## Requirement A
From the Cook Islands travel text, list every disease that the text names a vaccination for.
## Requirement B
Write out part of the Cook Islands travel text word for word. Begin at the words "Tipping is not" and stop after "not acceptable behaviour.".
Start of Text shown
COVID-19: Stay up to date with our coverage on the coronavirus pandemic. Read more >



Cook Islands Travel Information

The Basics


Local time is GMT -10.


Electrical current is 240 volts, 50Hz. The three-pin flat blade plug with two slanted pins are used.


Cook Island Maori is widely spoken by locals, but English is in common use.

Travel Health

There is little risk of disease on the Cook Islands, but visitors should take precautions against insect bites and sunburn. Outbreaks of dengue fever can occur so a good arsenal of mosquito repellent and protective clothing is advised.

Although no vaccinations are required, one or two may be recommended by a doctor as a precaution: vaccinations for hepatitis A and hepatitis B are sometimes recommended while a typhoid vaccination may also be required.

Locals consider the tap water safe, but boiled or bottled water is advised for visitors, particularly in rural areas. A range of medical and dental services are available on Rarotonga, including a hospital and various pharmacies, but medical facilities in the Cook Islands in general are limited and comprehensive travel insurance is advised to include air evacuation for emergencies.

If travellers require medication during their stay in the Cook Islands, it is best to take it with them. Travellers should make sure they have the necessary documents from their doctor to get the medication through customs.


Tipping is not expected and is contrary to Cook Islands custom.

Safety Information

Visits to the Cook Islands are usually trouble free. There is relatively little crime, but it is always advisable to protect valuables.

Local Customs

Cook Islanders are known to be hospitable, generous and somewhat reserved, and will greet travellers who depart or return from voyages by placing a garland of flowers around their necks. Locals are also very religious and frown upon inappropriate dress. Beachwear should not be worn in town, and topless sunbathing is not acceptable behaviour.
End of Text shown
Start of Provided records
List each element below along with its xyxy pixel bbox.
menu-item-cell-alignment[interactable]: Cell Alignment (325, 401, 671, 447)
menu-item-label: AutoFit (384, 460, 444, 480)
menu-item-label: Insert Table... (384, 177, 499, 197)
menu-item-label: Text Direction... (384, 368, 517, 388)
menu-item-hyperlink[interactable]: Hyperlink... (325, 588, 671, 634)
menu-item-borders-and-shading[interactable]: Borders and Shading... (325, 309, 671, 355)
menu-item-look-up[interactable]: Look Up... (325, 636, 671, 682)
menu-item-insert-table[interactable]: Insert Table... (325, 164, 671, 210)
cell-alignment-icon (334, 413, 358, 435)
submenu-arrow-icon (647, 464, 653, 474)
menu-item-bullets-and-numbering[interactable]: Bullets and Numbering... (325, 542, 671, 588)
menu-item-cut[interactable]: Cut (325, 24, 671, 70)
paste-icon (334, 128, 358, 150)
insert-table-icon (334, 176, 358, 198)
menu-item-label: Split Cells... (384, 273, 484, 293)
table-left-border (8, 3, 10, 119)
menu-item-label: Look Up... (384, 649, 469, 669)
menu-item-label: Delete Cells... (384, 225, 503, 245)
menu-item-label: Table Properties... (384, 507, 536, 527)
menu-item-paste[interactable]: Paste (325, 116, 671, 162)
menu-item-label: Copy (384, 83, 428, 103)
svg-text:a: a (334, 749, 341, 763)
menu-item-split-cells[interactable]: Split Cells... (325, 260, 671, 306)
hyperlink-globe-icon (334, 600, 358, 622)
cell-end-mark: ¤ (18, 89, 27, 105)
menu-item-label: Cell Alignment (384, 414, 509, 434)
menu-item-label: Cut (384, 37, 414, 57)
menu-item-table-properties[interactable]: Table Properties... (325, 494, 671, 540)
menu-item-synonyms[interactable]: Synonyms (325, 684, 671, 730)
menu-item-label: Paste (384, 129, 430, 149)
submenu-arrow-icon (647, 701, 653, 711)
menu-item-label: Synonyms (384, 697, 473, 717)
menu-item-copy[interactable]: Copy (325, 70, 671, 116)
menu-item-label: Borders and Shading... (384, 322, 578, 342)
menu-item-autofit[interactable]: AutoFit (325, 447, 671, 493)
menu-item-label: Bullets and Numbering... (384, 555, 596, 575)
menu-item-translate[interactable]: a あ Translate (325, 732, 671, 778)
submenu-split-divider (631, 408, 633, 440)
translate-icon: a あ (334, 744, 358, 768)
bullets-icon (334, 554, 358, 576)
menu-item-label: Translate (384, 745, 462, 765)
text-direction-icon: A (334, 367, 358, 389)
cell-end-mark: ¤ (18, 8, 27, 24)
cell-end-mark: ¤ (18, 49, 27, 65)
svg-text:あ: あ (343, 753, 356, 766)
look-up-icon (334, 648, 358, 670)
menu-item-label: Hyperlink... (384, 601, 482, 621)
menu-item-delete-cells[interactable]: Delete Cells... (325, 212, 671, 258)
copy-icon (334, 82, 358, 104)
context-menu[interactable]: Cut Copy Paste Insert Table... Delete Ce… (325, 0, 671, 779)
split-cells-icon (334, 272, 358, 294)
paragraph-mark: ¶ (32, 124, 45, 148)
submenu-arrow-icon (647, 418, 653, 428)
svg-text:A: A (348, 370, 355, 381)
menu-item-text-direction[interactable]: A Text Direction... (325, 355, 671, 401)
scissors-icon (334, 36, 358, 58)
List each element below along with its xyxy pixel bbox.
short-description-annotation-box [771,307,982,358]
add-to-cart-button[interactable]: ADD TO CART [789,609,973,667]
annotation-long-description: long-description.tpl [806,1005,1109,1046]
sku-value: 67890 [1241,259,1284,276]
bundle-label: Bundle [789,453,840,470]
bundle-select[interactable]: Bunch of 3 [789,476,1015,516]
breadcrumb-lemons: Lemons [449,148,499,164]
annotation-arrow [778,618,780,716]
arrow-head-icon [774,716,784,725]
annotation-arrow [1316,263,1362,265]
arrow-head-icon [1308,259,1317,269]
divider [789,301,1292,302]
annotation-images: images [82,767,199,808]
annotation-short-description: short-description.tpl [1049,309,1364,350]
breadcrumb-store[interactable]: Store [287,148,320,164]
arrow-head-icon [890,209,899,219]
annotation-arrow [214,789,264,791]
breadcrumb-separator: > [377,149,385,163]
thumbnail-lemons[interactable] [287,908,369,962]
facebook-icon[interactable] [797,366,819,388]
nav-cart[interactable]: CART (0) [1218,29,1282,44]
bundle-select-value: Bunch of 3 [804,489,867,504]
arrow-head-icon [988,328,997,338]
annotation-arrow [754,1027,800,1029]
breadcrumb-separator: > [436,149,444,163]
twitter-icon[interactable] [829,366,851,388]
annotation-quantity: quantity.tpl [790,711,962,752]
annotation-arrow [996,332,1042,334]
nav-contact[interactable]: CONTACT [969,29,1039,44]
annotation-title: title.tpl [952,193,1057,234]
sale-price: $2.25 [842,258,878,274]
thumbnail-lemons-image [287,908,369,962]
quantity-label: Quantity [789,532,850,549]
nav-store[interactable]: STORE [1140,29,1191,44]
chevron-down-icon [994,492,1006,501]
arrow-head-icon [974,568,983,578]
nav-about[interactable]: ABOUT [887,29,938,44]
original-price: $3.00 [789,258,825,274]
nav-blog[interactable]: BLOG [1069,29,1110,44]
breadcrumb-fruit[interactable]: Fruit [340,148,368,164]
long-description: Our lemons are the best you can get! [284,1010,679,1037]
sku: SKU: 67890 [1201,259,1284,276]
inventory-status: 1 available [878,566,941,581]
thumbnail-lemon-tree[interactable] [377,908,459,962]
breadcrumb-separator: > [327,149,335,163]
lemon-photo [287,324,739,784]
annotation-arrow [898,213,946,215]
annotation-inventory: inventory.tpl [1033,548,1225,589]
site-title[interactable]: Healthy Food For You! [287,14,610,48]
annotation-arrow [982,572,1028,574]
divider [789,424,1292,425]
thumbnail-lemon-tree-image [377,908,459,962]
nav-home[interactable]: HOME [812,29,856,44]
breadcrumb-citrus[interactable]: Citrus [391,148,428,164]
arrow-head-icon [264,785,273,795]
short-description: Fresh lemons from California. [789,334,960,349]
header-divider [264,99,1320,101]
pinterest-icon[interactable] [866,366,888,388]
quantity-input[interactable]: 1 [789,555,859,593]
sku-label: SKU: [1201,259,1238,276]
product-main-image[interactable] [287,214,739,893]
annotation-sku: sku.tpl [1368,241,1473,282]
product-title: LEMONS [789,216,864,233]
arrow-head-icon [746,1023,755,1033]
End of Provided records
## Exercise response A
Hepatitis A, hepatitis B, typhoid

## Exercise response B
Tipping is not expected and is contrary to Cook Islands custom.

Safety Information

Visits to the Cook Islands are usually trouble free. There is relatively little crime, but it is always advisable to protect valuables.

Local Customs

Cook Islanders are known to be hospitable, generous and somewhat reserved, and will greet travellers who depart or return from voyages by placing a garland of flowers around their necks. Locals are also very religious and frown upon inappropriate dress. Beachwear should not be worn in town, and topless sunbathing is not acceptable behaviour.